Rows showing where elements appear
┄┄┄┄┄┄┄┄┄┄┄┄┄┄┄┄┄┄┄┄

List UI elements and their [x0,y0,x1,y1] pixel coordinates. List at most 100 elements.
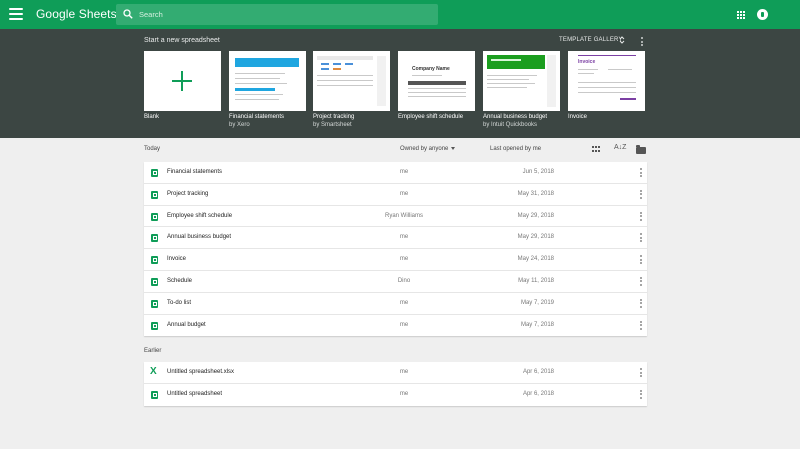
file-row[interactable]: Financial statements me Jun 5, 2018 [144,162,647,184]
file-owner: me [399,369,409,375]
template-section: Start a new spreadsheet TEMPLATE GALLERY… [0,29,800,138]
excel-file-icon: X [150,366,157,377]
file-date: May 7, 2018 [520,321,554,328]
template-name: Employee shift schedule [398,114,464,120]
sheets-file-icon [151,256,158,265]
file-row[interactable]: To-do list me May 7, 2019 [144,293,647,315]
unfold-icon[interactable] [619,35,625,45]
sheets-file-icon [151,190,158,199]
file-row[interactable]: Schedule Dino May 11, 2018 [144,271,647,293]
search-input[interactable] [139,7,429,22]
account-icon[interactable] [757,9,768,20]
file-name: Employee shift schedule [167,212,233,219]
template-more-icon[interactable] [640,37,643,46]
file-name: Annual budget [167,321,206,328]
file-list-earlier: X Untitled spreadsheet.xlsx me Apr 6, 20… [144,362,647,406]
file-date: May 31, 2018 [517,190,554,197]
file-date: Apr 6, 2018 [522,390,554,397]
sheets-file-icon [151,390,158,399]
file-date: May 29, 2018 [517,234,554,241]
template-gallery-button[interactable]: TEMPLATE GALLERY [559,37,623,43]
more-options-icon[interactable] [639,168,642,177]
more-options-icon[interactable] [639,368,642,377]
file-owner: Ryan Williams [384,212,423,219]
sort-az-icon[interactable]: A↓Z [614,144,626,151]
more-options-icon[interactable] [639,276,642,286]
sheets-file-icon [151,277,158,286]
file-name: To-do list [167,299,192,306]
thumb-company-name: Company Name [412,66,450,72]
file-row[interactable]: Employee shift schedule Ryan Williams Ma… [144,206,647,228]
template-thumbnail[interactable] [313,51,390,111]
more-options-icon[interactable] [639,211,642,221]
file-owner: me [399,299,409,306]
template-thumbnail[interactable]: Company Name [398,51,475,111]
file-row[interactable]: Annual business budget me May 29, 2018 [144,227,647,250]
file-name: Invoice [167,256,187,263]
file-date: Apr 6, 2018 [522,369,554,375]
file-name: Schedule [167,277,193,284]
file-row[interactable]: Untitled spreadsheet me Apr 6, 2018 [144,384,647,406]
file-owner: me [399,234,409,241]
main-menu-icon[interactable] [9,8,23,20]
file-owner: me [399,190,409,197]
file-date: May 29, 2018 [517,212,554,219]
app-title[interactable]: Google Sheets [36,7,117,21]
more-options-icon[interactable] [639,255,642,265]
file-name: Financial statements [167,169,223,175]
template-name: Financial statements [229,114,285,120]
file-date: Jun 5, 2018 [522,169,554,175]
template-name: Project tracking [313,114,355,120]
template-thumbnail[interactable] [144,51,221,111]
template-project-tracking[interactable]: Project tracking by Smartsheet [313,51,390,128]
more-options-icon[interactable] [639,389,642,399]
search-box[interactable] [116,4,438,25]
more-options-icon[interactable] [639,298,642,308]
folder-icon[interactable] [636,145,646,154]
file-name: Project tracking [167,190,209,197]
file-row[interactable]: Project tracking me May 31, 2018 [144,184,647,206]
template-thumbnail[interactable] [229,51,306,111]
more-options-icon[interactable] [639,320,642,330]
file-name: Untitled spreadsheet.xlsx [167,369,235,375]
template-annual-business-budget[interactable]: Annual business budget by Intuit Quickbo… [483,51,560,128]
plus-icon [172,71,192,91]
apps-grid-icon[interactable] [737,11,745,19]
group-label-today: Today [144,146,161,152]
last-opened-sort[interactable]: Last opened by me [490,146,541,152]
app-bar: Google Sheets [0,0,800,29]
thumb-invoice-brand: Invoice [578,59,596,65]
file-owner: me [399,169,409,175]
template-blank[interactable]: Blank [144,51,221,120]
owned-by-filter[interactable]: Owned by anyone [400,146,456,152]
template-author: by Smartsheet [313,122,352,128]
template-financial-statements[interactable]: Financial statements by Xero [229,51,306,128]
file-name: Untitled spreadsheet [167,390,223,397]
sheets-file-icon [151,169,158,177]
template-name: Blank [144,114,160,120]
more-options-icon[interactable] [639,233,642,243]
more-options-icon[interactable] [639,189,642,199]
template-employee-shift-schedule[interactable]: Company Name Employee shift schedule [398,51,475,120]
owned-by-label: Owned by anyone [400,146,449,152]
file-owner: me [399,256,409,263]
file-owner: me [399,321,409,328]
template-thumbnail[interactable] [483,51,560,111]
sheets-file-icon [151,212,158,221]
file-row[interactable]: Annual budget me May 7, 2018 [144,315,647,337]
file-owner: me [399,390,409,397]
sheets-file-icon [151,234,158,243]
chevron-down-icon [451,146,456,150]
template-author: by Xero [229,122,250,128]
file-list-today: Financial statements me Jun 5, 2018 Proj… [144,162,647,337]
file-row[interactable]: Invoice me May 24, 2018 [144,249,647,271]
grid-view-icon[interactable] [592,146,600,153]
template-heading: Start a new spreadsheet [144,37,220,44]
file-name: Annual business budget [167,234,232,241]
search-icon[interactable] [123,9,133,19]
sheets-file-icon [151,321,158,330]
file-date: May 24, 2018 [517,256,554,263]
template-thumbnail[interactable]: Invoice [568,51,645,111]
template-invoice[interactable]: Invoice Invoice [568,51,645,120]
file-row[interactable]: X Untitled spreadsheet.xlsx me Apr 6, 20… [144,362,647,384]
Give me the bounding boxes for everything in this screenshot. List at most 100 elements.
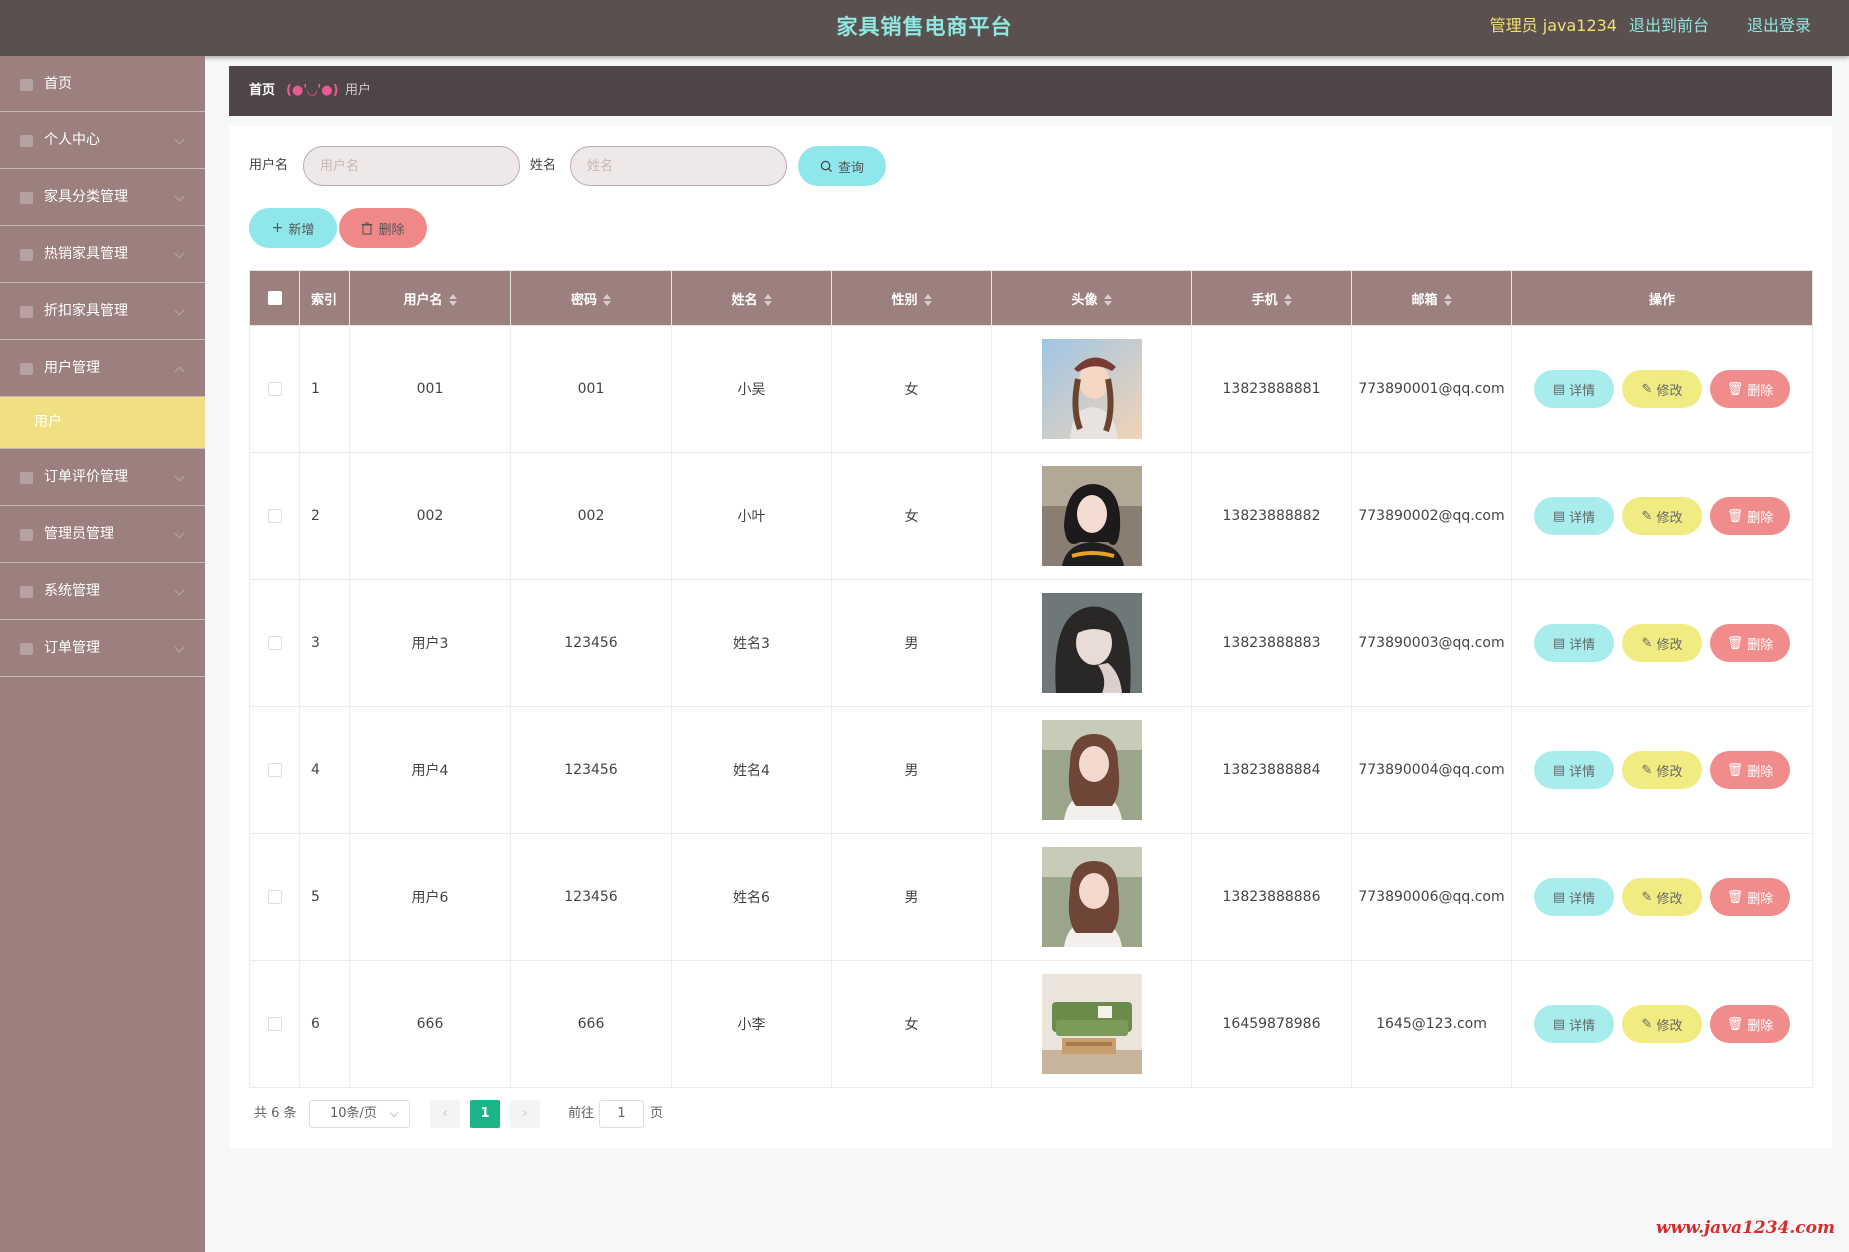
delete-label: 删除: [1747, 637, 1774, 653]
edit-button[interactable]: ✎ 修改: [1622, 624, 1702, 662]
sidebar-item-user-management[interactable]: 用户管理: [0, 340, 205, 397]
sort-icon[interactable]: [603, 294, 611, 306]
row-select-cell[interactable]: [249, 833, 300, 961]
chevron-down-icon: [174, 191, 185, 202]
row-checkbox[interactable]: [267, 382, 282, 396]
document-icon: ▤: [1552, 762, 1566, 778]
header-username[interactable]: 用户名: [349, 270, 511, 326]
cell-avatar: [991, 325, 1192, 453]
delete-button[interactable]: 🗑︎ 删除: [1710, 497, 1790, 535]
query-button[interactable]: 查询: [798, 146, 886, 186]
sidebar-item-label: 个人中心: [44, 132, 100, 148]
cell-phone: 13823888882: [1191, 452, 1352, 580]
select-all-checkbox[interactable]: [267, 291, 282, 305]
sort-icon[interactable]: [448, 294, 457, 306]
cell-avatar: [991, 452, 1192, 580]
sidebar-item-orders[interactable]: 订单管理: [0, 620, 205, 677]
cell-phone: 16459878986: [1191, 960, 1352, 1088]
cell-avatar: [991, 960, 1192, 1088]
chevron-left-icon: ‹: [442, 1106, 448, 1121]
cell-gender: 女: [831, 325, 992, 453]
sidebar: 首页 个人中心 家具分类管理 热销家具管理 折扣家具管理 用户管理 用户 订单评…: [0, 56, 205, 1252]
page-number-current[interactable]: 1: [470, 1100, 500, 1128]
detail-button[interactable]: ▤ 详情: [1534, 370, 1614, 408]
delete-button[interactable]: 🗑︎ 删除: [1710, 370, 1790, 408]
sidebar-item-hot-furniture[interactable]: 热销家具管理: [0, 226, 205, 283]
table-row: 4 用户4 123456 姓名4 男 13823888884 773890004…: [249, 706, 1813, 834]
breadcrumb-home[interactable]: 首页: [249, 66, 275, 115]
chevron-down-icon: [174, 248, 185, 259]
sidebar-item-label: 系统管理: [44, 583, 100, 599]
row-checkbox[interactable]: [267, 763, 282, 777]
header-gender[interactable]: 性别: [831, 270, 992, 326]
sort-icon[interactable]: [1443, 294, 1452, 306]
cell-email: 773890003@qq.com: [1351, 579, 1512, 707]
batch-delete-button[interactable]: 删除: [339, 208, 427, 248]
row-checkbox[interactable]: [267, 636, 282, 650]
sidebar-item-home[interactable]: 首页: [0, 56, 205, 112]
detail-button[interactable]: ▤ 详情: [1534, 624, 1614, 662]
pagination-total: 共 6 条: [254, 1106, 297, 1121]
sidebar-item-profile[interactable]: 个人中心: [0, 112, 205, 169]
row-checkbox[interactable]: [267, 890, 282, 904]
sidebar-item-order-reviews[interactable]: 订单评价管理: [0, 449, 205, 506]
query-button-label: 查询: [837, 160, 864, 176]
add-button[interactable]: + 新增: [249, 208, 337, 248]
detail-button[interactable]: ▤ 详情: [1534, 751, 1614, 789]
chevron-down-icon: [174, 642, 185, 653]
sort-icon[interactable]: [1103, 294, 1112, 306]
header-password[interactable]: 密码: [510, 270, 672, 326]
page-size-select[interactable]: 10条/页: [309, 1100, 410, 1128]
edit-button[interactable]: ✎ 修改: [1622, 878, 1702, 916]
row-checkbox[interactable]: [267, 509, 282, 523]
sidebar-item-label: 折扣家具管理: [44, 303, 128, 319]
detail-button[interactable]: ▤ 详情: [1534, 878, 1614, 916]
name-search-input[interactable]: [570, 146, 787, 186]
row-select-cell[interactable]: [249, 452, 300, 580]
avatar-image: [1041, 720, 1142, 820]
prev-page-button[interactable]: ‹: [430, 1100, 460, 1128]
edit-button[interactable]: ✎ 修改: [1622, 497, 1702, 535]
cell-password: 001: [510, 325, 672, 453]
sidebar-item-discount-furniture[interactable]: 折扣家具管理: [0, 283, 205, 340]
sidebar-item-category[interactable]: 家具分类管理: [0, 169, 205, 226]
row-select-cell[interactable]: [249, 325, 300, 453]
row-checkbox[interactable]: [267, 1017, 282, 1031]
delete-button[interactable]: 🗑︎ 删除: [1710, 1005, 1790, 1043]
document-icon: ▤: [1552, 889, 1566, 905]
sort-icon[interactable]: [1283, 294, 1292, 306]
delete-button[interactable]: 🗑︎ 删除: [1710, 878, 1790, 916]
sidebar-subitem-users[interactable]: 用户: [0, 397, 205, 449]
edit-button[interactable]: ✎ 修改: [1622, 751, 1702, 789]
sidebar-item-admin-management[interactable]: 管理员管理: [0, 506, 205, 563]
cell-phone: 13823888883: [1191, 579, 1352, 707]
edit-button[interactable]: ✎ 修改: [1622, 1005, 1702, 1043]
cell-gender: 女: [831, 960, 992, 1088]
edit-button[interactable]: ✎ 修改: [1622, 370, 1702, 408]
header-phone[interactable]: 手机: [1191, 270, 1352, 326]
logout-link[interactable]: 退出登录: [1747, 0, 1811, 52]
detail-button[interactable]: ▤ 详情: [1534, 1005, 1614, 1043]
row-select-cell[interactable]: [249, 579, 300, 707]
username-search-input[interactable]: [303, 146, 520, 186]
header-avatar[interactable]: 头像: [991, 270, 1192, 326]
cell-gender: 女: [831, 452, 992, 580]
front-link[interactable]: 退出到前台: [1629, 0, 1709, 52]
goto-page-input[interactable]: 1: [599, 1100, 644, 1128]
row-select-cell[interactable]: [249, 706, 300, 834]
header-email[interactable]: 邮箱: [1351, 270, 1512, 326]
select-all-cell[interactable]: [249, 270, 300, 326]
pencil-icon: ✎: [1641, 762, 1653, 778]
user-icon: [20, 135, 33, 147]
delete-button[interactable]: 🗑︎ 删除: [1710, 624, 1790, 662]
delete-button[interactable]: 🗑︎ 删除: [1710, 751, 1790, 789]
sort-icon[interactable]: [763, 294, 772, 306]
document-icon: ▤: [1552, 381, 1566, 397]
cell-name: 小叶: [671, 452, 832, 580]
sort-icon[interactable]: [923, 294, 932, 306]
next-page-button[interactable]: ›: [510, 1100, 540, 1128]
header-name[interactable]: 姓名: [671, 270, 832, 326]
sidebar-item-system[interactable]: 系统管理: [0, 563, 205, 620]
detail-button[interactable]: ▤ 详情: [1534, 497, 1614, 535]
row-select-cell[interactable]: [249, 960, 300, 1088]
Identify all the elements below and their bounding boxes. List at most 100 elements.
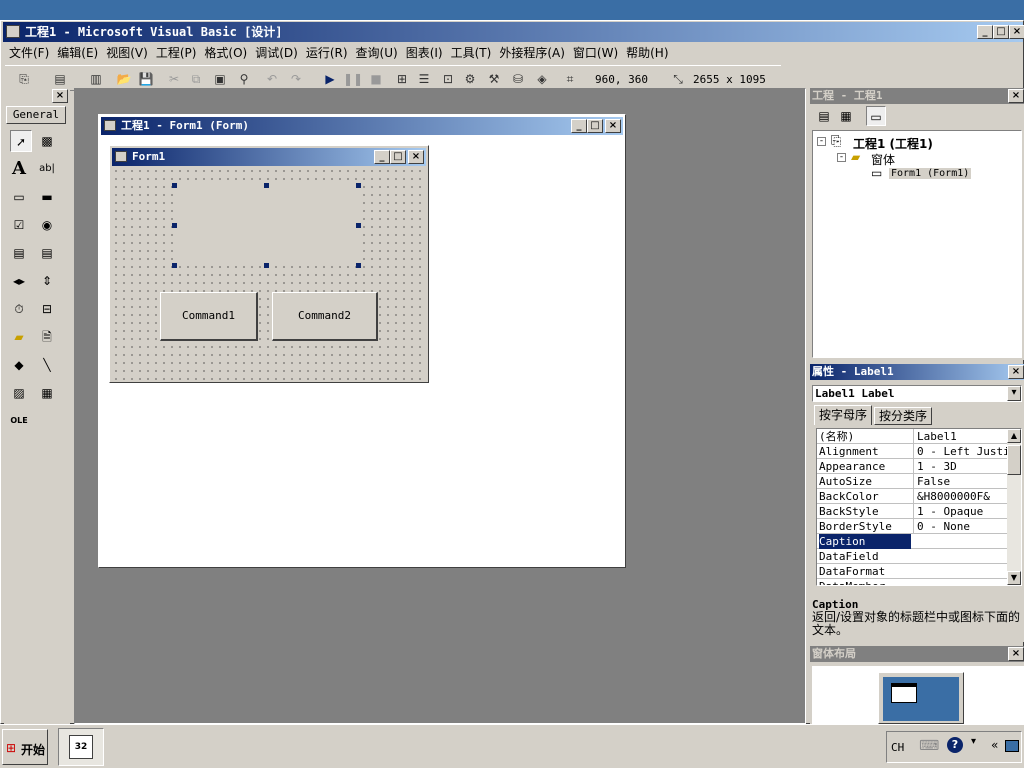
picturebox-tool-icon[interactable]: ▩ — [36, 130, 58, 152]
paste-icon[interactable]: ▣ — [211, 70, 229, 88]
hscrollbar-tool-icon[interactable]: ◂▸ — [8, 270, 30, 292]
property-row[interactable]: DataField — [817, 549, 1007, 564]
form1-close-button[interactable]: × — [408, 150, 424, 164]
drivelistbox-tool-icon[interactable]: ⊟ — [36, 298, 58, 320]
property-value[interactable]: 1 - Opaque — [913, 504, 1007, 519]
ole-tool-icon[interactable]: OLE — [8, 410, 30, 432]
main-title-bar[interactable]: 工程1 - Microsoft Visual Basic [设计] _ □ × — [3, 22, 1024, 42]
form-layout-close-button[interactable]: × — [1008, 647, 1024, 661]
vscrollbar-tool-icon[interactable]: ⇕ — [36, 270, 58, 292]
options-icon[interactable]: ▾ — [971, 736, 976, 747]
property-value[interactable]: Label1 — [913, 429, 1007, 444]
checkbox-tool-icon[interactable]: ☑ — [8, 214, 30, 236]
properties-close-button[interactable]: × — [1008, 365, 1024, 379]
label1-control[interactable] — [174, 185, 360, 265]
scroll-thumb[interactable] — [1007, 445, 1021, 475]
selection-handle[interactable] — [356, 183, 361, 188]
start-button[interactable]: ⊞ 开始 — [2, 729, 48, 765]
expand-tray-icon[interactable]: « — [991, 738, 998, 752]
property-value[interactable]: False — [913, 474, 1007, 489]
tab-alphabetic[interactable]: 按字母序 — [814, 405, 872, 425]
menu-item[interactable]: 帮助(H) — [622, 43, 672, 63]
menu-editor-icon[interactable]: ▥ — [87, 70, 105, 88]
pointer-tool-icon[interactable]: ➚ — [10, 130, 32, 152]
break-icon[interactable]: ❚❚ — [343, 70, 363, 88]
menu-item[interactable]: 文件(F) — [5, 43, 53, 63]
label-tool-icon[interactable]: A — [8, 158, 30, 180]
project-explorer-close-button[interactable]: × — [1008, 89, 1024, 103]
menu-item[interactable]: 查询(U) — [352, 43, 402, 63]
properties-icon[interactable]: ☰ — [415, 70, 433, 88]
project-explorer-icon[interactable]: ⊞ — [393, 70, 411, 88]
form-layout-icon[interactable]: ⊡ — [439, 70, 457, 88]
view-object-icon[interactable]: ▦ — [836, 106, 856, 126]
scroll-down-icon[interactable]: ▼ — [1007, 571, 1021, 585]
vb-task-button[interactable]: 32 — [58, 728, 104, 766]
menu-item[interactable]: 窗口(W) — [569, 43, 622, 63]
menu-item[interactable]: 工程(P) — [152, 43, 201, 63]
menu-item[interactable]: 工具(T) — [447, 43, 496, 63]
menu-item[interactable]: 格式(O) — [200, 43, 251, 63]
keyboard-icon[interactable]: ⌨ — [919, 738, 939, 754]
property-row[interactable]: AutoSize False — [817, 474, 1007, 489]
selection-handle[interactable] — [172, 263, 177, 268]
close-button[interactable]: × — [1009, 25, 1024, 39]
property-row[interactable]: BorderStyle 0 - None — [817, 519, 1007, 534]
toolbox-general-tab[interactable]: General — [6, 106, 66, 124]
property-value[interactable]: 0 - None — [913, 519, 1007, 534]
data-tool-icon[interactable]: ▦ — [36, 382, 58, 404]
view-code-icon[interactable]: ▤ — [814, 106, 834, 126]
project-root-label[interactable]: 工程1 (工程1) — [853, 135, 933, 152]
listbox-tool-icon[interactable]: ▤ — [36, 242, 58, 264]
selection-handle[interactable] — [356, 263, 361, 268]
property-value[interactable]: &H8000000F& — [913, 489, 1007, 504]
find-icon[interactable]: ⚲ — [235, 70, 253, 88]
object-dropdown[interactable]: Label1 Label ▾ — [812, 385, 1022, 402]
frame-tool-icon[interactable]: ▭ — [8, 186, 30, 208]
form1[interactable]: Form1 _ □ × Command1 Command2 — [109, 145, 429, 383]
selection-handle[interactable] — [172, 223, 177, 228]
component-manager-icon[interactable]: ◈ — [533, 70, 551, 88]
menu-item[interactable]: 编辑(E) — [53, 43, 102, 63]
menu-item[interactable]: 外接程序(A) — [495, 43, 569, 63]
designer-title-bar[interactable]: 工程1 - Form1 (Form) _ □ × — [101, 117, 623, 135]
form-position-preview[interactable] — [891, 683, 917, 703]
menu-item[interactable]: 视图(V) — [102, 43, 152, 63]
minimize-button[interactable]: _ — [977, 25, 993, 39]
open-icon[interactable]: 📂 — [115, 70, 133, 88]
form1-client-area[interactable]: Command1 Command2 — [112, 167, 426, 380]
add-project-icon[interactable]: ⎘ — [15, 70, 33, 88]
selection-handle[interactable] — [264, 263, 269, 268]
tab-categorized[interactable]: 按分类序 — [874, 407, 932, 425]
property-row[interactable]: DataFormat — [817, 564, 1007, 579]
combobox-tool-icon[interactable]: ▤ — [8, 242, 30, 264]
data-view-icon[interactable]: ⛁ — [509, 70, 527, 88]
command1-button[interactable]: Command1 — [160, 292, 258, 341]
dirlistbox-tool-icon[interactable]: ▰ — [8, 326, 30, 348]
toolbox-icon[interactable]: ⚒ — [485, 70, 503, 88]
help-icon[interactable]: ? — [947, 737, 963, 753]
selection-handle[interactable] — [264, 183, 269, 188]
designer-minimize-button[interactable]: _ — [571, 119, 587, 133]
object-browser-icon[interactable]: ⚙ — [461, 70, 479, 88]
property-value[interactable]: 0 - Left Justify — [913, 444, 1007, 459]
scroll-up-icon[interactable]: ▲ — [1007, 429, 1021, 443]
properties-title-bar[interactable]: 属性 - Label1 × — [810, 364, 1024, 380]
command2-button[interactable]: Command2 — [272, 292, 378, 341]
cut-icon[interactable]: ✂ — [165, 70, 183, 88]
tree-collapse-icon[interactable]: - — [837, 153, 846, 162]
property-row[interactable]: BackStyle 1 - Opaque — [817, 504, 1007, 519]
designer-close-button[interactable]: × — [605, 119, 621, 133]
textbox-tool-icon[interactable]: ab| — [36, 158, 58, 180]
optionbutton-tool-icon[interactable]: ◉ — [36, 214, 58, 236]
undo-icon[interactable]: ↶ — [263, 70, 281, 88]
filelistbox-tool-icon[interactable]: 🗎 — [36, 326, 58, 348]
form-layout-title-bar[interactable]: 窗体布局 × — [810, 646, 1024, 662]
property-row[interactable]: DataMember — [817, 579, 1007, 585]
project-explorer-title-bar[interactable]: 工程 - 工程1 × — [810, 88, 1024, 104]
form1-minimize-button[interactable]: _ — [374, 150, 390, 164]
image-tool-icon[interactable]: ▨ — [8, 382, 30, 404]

┄┄┄┄┄┄┄┄┄┄┄┄┄┄┄┄┄┄┄┄

**SHORT PROBLEM:**
Give again everything from the row containing "file-row[interactable]: Financial statements" down to the row containing "sheets-file-icon [151,256,158,265]", changing "file-owner" to "owner-label" and leaving everything else as it is.

**ANSWER TO THIS PROBLEM:**
file-row[interactable]: Financial statements me Jun 5, 2018 [144,162,647,184]
owner-label: me [399,369,409,375]
template-section: Start a new spreadsheet TEMPLATE GALLERY… [0,29,800,138]
excel-file-icon: X [150,366,157,377]
file-date: May 7, 2018 [520,321,554,328]
template-name: Employee shift schedule [398,114,464,120]
sheets-file-icon [151,256,158,265]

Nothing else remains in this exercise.